_Records for processing_
┌──

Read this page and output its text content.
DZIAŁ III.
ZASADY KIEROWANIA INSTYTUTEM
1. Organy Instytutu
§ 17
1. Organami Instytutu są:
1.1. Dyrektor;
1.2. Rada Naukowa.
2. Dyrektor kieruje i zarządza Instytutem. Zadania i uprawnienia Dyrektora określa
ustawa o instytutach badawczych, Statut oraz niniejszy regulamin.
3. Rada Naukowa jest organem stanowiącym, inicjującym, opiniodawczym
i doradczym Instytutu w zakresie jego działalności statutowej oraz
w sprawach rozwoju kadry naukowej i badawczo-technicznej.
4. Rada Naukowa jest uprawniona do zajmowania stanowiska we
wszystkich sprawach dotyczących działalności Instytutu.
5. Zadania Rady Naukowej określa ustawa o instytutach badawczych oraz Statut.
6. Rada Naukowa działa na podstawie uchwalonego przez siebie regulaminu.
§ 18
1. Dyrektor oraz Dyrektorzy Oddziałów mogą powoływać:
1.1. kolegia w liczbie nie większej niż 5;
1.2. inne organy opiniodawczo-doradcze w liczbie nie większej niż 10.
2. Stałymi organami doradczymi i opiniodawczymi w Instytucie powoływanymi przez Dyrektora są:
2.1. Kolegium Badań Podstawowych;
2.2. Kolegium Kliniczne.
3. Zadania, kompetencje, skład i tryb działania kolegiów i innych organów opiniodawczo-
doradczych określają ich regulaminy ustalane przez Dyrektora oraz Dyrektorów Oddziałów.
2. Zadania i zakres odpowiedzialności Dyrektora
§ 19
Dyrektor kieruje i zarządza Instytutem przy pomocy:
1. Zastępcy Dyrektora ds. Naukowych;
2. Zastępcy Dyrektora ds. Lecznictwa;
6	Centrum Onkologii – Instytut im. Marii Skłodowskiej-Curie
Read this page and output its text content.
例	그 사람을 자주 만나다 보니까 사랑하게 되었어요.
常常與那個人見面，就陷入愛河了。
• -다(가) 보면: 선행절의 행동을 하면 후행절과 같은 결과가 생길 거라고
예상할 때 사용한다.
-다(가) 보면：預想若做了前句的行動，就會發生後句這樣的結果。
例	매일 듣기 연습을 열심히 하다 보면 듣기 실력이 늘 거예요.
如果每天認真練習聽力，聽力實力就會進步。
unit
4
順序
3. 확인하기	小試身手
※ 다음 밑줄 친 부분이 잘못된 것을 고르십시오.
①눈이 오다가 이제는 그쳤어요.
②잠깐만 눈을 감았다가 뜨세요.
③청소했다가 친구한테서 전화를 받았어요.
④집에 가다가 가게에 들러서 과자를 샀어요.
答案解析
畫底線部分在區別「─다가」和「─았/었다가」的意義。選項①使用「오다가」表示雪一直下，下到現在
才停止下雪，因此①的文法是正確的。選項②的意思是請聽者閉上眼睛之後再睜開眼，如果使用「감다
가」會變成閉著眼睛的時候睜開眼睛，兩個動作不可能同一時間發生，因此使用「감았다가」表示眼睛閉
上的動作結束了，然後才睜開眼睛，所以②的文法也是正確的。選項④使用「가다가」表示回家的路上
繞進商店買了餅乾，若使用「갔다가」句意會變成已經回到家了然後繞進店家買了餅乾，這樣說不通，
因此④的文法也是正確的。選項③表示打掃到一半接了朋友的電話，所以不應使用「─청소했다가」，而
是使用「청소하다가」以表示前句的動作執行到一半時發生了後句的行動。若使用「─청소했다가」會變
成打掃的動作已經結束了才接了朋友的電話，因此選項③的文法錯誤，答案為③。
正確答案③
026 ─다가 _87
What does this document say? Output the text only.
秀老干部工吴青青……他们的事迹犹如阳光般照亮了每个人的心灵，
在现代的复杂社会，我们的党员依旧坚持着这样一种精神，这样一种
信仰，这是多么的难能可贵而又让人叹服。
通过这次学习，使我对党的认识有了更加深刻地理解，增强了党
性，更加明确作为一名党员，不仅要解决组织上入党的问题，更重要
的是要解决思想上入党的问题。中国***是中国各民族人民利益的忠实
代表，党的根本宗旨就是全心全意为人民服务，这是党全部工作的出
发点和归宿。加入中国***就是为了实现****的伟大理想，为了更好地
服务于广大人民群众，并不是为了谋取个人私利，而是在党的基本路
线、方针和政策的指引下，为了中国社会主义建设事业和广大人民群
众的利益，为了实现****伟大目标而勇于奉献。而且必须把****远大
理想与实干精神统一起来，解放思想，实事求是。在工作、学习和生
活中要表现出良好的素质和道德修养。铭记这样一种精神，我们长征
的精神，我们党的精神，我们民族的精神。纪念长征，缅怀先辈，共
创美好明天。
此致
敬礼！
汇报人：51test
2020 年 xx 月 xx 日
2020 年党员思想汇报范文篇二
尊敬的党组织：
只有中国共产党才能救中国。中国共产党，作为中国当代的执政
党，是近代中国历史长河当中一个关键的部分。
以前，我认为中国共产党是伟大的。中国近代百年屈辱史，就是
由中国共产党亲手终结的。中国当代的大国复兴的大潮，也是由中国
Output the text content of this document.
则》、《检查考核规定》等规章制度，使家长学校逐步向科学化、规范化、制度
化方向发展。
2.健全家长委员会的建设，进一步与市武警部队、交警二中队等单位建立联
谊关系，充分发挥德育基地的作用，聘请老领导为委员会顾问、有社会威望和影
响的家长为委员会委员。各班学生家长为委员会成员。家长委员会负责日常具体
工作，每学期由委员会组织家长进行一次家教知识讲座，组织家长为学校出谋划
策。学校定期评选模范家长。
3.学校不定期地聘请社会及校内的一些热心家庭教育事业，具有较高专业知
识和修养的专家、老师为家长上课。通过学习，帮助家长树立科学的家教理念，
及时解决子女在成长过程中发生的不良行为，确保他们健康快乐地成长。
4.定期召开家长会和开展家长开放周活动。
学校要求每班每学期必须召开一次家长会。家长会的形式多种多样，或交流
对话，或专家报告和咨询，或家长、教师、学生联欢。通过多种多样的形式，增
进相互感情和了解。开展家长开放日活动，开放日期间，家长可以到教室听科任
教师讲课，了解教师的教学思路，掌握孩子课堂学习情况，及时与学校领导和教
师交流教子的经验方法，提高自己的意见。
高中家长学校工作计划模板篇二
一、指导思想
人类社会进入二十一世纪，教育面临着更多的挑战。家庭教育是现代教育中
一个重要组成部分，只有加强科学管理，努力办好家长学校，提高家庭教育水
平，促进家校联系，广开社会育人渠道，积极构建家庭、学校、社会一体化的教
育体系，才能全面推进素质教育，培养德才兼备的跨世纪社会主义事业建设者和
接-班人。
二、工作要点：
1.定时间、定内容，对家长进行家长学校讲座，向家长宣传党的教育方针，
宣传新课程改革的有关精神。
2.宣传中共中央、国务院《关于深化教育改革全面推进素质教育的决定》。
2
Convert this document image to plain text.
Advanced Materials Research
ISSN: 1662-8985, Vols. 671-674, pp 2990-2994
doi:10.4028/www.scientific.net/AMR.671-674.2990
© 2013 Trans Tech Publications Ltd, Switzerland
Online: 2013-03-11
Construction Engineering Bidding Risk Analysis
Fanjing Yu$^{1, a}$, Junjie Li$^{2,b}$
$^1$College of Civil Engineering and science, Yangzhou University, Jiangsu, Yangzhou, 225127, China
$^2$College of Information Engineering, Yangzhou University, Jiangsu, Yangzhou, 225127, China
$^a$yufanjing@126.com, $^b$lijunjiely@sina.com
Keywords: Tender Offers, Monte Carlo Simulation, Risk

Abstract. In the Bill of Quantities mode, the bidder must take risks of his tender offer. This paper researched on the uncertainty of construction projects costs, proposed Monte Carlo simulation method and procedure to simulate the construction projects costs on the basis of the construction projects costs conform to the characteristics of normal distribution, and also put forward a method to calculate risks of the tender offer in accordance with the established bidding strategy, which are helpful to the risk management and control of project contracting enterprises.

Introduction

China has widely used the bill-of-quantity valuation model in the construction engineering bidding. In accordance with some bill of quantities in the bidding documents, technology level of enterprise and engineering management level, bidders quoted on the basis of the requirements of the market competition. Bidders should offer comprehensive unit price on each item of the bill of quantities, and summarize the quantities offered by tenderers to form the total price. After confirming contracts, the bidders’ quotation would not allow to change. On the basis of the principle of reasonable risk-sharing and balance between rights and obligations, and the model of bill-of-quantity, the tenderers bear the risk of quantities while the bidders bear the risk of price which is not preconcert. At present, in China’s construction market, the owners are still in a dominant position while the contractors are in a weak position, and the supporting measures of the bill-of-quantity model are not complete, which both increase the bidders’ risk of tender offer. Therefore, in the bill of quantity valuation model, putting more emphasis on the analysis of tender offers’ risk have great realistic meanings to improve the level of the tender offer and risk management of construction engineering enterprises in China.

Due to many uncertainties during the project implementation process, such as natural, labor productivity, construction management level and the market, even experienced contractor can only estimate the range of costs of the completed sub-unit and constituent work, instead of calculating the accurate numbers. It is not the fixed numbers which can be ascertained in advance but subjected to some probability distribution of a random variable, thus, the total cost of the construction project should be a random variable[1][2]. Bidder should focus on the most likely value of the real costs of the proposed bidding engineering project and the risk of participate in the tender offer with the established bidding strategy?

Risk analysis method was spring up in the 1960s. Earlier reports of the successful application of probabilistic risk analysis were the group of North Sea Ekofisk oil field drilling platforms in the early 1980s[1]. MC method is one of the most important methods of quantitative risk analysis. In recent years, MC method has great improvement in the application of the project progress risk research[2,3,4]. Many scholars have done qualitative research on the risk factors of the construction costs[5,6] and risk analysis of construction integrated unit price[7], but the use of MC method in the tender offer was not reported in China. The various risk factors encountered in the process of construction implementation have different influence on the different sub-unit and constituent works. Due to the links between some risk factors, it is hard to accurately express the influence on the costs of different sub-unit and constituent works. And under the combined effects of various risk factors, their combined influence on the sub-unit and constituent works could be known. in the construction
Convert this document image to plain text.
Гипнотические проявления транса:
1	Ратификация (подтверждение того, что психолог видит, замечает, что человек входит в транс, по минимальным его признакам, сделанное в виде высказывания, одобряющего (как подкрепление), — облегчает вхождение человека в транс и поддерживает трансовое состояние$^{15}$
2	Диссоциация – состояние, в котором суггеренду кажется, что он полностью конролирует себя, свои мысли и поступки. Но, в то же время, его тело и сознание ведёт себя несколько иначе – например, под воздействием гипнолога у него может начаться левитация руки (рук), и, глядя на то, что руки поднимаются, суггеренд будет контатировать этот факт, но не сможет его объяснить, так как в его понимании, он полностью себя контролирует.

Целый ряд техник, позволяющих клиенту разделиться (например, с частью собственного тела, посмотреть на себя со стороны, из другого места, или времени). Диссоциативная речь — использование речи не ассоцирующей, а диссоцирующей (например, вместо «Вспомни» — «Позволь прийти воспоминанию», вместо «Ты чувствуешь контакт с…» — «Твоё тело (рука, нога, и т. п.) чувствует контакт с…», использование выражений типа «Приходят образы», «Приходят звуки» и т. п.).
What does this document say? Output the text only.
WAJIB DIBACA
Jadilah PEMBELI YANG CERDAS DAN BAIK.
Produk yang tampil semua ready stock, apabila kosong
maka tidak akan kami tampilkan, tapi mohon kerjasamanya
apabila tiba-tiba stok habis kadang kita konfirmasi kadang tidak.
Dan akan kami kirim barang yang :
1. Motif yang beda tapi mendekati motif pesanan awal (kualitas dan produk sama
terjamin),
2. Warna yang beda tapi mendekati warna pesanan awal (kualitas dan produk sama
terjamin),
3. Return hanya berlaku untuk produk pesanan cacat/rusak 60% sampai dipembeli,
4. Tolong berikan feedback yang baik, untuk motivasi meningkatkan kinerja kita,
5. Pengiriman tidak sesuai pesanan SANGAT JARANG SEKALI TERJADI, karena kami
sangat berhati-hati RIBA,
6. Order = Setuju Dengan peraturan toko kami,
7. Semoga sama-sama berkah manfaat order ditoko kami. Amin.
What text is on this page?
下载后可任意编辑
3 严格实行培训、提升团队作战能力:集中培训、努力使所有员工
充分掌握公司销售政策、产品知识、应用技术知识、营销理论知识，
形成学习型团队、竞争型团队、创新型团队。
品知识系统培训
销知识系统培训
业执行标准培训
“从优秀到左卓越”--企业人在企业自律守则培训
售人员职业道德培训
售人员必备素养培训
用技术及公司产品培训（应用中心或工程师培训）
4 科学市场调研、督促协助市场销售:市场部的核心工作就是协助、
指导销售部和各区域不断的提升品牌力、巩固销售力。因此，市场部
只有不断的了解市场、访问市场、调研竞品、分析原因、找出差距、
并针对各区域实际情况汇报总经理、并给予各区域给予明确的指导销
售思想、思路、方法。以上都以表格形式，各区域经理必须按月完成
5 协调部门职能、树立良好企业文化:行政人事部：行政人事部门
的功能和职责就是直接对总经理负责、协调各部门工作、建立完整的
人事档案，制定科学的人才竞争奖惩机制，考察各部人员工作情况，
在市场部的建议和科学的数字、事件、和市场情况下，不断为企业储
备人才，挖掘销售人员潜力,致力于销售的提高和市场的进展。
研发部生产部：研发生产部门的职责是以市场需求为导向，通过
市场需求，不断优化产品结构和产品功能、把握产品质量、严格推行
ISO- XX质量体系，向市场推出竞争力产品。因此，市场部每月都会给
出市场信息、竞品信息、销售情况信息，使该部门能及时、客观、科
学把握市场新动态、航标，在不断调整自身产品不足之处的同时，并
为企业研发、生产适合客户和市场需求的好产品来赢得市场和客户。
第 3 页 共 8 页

└──

Copy, from the material above, each line in which the string "akan" occurs.

maka tidak akan kami tampilkan, tapi mohon kerjasamanya
Dan akan kami kirim barang yang :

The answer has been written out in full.